**Dataset excerpts:**

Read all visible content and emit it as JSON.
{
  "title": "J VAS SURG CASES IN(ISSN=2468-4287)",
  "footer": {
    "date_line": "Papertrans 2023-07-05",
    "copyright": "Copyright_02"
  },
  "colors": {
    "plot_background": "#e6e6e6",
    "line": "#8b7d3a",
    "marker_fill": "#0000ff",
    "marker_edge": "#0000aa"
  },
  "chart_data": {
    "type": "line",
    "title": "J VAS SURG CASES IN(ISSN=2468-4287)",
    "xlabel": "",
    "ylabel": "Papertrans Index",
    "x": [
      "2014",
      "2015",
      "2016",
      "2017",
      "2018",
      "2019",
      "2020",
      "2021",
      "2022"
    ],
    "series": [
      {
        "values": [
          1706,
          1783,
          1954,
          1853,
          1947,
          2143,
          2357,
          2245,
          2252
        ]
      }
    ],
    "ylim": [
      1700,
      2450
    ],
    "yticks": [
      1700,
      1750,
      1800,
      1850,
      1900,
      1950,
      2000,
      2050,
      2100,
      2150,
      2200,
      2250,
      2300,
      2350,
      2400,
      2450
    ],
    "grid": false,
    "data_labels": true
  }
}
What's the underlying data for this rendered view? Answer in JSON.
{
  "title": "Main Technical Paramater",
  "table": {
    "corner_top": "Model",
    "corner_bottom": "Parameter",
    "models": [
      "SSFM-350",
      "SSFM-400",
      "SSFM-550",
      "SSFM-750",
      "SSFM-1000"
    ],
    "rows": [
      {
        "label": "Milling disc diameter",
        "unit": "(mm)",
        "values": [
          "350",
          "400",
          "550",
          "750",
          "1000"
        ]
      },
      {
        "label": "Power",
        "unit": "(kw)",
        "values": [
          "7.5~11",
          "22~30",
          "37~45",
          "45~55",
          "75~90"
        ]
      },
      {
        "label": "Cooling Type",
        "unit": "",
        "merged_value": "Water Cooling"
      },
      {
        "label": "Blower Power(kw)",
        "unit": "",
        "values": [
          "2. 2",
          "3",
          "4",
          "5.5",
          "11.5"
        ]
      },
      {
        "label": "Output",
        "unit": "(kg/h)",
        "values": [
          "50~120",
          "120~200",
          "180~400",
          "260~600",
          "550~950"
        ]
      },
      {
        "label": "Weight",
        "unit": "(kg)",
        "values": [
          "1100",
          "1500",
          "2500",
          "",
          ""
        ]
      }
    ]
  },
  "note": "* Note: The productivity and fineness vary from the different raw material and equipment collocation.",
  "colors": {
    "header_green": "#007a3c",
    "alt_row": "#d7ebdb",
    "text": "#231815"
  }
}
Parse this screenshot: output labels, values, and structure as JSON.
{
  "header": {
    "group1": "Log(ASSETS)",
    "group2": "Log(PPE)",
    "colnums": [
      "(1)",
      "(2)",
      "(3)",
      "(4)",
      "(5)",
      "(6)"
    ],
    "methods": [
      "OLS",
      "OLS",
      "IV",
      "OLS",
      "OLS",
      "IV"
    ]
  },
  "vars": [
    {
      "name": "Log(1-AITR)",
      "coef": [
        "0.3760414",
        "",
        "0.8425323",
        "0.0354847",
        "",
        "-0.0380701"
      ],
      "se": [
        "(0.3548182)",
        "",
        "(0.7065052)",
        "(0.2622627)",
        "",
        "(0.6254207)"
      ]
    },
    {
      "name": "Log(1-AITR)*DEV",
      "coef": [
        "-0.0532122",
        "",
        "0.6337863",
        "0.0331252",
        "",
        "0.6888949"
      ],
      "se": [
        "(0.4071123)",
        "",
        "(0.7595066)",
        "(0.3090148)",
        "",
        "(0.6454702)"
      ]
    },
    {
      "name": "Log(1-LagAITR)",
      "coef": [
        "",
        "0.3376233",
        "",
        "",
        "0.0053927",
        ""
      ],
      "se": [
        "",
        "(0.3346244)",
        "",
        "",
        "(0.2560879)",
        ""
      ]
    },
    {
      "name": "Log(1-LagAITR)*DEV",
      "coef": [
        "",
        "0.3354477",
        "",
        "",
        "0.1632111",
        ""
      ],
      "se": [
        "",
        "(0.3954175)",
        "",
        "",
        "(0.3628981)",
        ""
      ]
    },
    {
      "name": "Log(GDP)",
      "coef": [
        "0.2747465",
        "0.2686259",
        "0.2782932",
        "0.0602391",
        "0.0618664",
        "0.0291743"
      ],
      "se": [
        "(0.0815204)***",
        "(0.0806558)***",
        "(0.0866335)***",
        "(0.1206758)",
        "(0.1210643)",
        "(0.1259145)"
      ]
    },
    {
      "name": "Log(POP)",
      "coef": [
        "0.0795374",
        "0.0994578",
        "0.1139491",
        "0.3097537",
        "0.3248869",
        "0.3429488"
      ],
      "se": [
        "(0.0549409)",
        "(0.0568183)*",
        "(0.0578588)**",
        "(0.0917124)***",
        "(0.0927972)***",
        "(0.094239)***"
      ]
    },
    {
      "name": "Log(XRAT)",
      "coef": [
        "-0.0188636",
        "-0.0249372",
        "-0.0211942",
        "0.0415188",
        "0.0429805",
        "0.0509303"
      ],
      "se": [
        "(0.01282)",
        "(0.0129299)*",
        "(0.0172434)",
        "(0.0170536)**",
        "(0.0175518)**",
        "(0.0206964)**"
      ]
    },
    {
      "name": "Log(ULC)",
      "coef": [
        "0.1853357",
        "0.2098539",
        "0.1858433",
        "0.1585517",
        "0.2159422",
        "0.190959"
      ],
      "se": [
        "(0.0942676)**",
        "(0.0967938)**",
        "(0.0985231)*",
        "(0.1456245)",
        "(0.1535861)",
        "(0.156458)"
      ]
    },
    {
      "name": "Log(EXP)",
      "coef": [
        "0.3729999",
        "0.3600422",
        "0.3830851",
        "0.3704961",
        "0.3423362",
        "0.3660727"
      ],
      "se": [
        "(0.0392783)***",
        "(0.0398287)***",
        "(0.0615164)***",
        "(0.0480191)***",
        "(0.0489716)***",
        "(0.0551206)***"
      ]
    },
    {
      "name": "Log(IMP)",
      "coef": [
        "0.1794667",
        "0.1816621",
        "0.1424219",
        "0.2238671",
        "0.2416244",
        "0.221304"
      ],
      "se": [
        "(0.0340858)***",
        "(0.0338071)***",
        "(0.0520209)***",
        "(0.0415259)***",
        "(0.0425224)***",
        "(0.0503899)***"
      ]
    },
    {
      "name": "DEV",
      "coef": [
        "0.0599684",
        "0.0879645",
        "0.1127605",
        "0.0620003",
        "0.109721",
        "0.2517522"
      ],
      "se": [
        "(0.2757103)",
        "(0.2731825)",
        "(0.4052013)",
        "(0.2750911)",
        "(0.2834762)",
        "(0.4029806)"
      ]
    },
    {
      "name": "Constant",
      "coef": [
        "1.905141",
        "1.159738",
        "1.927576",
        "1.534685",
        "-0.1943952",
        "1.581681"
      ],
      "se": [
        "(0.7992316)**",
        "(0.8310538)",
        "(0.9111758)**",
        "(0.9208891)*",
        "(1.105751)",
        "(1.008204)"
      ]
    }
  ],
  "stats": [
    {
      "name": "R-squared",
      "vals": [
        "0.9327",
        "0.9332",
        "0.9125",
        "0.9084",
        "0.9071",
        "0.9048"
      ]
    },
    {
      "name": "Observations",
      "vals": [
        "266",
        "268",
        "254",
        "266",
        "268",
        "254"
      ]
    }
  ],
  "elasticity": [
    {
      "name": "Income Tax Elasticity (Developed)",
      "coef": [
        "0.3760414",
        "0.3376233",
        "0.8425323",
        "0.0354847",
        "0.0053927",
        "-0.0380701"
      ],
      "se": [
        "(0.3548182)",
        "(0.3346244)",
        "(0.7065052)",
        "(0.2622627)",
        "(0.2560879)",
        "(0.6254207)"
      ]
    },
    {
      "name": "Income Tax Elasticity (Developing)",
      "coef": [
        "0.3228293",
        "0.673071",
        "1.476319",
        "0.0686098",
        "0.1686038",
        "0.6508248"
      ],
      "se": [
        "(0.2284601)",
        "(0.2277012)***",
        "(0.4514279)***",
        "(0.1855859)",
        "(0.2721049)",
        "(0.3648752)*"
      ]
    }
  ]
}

**Set problem:** Show every line above in which the word "CASES" occurs.

**Written reply:**
  "title": "J VAS SURG CASES IN(ISSN=2468-4287)",
    "title": "J VAS SURG CASES IN(ISSN=2468-4287)",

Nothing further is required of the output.